Directions
Count, in the entries, the lines with "text". Answer with the number only.

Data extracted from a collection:
-*-

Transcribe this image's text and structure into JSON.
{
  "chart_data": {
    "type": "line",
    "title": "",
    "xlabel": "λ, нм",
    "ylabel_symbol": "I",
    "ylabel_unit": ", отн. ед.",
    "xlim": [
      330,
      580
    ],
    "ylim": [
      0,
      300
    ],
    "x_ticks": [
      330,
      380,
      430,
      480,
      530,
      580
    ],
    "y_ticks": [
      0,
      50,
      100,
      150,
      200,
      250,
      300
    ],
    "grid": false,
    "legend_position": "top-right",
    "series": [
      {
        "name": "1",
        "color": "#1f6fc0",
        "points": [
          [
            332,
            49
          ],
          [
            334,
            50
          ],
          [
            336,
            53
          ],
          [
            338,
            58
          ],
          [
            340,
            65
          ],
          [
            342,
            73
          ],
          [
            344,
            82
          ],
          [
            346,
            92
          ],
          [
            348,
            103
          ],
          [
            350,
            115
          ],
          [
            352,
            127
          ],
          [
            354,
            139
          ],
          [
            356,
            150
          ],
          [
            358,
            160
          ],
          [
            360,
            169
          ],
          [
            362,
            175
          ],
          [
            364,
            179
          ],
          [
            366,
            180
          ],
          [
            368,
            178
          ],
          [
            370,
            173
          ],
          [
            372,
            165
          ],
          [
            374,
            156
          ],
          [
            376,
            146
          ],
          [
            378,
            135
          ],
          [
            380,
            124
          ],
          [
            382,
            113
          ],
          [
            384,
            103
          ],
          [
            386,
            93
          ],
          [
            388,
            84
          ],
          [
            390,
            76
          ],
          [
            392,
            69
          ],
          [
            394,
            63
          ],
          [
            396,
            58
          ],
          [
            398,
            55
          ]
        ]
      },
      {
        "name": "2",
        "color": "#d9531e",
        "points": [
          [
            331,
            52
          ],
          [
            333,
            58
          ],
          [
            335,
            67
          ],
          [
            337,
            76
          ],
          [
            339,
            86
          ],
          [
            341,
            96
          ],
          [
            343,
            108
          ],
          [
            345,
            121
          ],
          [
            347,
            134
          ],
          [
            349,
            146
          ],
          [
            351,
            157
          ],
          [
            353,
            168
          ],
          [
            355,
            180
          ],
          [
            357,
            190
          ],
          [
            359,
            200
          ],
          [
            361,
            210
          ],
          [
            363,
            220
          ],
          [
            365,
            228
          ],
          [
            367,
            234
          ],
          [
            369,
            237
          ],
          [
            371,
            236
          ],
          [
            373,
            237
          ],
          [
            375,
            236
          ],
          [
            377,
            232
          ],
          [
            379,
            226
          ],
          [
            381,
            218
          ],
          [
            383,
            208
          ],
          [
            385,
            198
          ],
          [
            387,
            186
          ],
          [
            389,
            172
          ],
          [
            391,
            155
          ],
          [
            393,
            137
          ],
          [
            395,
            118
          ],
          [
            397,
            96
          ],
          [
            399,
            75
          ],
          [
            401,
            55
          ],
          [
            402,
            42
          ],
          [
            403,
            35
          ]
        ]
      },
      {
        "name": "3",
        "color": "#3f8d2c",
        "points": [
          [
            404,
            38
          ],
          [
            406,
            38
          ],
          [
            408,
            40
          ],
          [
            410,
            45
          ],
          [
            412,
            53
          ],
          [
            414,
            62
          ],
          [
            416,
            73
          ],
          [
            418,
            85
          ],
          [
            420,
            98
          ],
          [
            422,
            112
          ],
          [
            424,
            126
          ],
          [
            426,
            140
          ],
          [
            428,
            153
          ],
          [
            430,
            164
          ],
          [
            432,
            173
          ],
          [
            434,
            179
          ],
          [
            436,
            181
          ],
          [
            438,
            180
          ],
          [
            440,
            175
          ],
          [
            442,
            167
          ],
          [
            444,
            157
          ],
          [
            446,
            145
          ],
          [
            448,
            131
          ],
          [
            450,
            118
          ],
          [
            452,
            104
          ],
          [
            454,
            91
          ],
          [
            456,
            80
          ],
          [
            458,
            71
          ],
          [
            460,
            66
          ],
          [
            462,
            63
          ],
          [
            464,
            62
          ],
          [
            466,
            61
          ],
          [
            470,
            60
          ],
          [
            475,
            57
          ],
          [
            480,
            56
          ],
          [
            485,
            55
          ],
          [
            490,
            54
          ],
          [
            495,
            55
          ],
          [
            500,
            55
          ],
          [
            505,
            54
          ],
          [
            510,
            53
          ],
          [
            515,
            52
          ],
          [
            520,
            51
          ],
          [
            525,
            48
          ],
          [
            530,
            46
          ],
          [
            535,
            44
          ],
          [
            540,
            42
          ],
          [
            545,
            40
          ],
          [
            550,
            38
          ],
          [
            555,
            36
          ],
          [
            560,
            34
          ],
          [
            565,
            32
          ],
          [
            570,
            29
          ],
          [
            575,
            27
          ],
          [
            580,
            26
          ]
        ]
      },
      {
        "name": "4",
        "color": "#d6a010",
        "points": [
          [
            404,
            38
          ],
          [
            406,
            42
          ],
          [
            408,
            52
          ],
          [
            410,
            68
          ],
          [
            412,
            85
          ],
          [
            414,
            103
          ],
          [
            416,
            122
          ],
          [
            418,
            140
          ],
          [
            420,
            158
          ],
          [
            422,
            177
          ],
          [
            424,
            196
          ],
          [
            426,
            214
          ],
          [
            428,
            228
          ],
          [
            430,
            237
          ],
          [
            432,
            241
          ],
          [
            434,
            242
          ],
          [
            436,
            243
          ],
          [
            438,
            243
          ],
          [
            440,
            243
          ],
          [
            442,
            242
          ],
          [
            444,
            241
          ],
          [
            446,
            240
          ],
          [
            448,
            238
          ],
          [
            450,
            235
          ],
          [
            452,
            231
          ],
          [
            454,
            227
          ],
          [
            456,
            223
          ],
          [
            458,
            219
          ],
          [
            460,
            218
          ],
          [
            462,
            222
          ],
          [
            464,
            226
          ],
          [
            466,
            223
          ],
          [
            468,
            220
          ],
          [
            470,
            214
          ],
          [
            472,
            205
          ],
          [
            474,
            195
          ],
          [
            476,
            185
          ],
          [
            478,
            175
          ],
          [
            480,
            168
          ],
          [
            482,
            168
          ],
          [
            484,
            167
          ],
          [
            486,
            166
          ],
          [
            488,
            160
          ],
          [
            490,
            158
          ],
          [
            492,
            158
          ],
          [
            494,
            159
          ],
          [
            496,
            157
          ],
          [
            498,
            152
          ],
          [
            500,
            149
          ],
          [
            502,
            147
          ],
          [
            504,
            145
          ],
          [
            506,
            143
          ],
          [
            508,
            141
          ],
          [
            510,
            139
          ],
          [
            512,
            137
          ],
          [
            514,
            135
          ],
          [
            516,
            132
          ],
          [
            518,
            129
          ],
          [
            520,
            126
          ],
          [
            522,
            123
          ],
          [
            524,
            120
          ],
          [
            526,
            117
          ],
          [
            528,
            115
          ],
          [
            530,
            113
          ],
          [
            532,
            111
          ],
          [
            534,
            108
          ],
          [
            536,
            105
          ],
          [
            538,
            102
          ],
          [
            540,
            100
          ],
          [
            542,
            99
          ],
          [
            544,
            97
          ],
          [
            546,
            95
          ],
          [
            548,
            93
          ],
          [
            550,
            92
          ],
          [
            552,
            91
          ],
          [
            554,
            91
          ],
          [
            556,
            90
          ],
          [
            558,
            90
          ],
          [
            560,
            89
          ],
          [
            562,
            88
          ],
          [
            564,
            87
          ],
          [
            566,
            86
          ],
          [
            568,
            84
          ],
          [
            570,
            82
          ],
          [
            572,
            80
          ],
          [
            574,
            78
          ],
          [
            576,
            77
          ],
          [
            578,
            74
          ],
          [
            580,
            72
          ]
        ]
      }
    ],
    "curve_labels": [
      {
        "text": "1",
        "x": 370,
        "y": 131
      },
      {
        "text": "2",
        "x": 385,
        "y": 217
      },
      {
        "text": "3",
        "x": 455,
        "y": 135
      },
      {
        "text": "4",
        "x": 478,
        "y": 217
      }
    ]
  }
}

-*-

Solution for this task
5